_TASK OBJECTIVE:_ Output the full listing word for word.

_SUPPLIED DATA:_
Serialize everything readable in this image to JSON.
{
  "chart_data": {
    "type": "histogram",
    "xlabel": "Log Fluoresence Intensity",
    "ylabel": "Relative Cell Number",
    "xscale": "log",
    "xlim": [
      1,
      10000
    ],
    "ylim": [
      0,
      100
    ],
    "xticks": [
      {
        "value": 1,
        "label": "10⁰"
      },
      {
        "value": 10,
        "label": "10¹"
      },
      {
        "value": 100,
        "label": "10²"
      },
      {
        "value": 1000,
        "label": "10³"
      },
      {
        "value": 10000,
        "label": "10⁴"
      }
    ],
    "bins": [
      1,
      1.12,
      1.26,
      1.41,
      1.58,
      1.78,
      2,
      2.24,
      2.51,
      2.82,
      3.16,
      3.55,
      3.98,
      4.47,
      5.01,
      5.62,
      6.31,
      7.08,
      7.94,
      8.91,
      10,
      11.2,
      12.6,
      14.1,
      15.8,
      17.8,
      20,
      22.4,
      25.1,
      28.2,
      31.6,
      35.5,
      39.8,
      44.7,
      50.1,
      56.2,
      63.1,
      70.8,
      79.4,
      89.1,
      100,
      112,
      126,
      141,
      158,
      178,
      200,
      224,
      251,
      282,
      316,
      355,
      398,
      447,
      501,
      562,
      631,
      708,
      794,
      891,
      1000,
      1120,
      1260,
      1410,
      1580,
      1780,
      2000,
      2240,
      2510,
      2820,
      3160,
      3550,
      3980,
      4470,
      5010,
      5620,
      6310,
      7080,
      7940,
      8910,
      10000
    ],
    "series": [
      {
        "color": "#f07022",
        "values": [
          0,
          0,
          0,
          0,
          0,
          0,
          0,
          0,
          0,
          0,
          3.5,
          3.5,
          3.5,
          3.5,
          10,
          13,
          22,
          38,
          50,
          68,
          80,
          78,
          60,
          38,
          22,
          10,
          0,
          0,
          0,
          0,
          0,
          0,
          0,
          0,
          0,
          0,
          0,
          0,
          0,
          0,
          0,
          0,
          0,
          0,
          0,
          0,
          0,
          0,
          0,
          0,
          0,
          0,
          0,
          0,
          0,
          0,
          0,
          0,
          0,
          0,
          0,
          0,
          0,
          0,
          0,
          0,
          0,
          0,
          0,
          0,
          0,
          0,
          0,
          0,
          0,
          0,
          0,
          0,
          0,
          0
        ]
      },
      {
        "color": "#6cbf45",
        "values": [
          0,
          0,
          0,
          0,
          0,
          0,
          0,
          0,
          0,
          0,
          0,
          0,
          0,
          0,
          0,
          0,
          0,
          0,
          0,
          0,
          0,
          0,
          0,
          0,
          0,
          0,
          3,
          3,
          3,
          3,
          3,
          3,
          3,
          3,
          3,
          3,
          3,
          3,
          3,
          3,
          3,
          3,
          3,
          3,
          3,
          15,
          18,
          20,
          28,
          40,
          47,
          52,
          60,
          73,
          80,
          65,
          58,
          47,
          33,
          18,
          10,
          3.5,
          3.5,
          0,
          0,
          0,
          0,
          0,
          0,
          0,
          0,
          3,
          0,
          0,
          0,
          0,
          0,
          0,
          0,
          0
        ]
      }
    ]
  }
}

_RESPONSE:_
Serialize everything readable in this image to JSON.
{
  "chart_data": {
    "type": "histogram",
    "xlabel": "Log Fluoresence Intensity",
    "ylabel": "Relative Cell Number",
    "xscale": "log",
    "xlim": [
      1,
      10000
    ],
    "ylim": [
      0,
      100
    ],
    "xticks": [
      {
        "value": 1,
        "label": "10⁰"
      },
      {
        "value": 10,
        "label": "10¹"
      },
      {
        "value": 100,
        "label": "10²"
      },
      {
        "value": 1000,
        "label": "10³"
      },
      {
        "value": 10000,
        "label": "10⁴"
      }
    ],
    "bins": [
      1,
      1.12,
      1.26,
      1.41,
      1.58,
      1.78,
      2,
      2.24,
      2.51,
      2.82,
      3.16,
      3.55,
      3.98,
      4.47,
      5.01,
      5.62,
      6.31,
      7.08,
      7.94,
      8.91,
      10,
      11.2,
      12.6,
      14.1,
      15.8,
      17.8,
      20,
      22.4,
      25.1,
      28.2,
      31.6,
      35.5,
      39.8,
      44.7,
      50.1,
      56.2,
      63.1,
      70.8,
      79.4,
      89.1,
      100,
      112,
      126,
      141,
      158,
      178,
      200,
      224,
      251,
      282,
      316,
      355,
      398,
      447,
      501,
      562,
      631,
      708,
      794,
      891,
      1000,
      1120,
      1260,
      1410,
      1580,
      1780,
      2000,
      2240,
      2510,
      2820,
      3160,
      3550,
      3980,
      4470,
      5010,
      5620,
      6310,
      7080,
      7940,
      8910,
      10000
    ],
    "series": [
      {
        "color": "#f07022",
        "values": [
          0,
          0,
          0,
          0,
          0,
          0,
          0,
          0,
          0,
          0,
          3.5,
          3.5,
          3.5,
          3.5,
          10,
          13,
          22,
          38,
          50,
          68,
          80,
          78,
          60,
          38,
          22,
          10,
          0,
          0,
          0,
          0,
          0,
          0,
          0,
          0,
          0,
          0,
          0,
          0,
          0,
          0,
          0,
          0,
          0,
          0,
          0,
          0,
          0,
          0,
          0,
          0,
          0,
          0,
          0,
          0,
          0,
          0,
          0,
          0,
          0,
          0,
          0,
          0,
          0,
          0,
          0,
          0,
          0,
          0,
          0,
          0,
          0,
          0,
          0,
          0,
          0,
          0,
          0,
          0,
          0,
          0
        ]
      },
      {
        "color": "#6cbf45",
        "values": [
          0,
          0,
          0,
          0,
          0,
          0,
          0,
          0,
          0,
          0,
          0,
          0,
          0,
          0,
          0,
          0,
          0,
          0,
          0,
          0,
          0,
          0,
          0,
          0,
          0,
          0,
          3,
          3,
          3,
          3,
          3,
          3,
          3,
          3,
          3,
          3,
          3,
          3,
          3,
          3,
          3,
          3,
          3,
          3,
          3,
          15,
          18,
          20,
          28,
          40,
          47,
          52,
          60,
          73,
          80,
          65,
          58,
          47,
          33,
          18,
          10,
          3.5,
          3.5,
          0,
          0,
          0,
          0,
          0,
          0,
          0,
          0,
          3,
          0,
          0,
          0,
          0,
          0,
          0,
          0,
          0
        ]
      }
    ]
  }
}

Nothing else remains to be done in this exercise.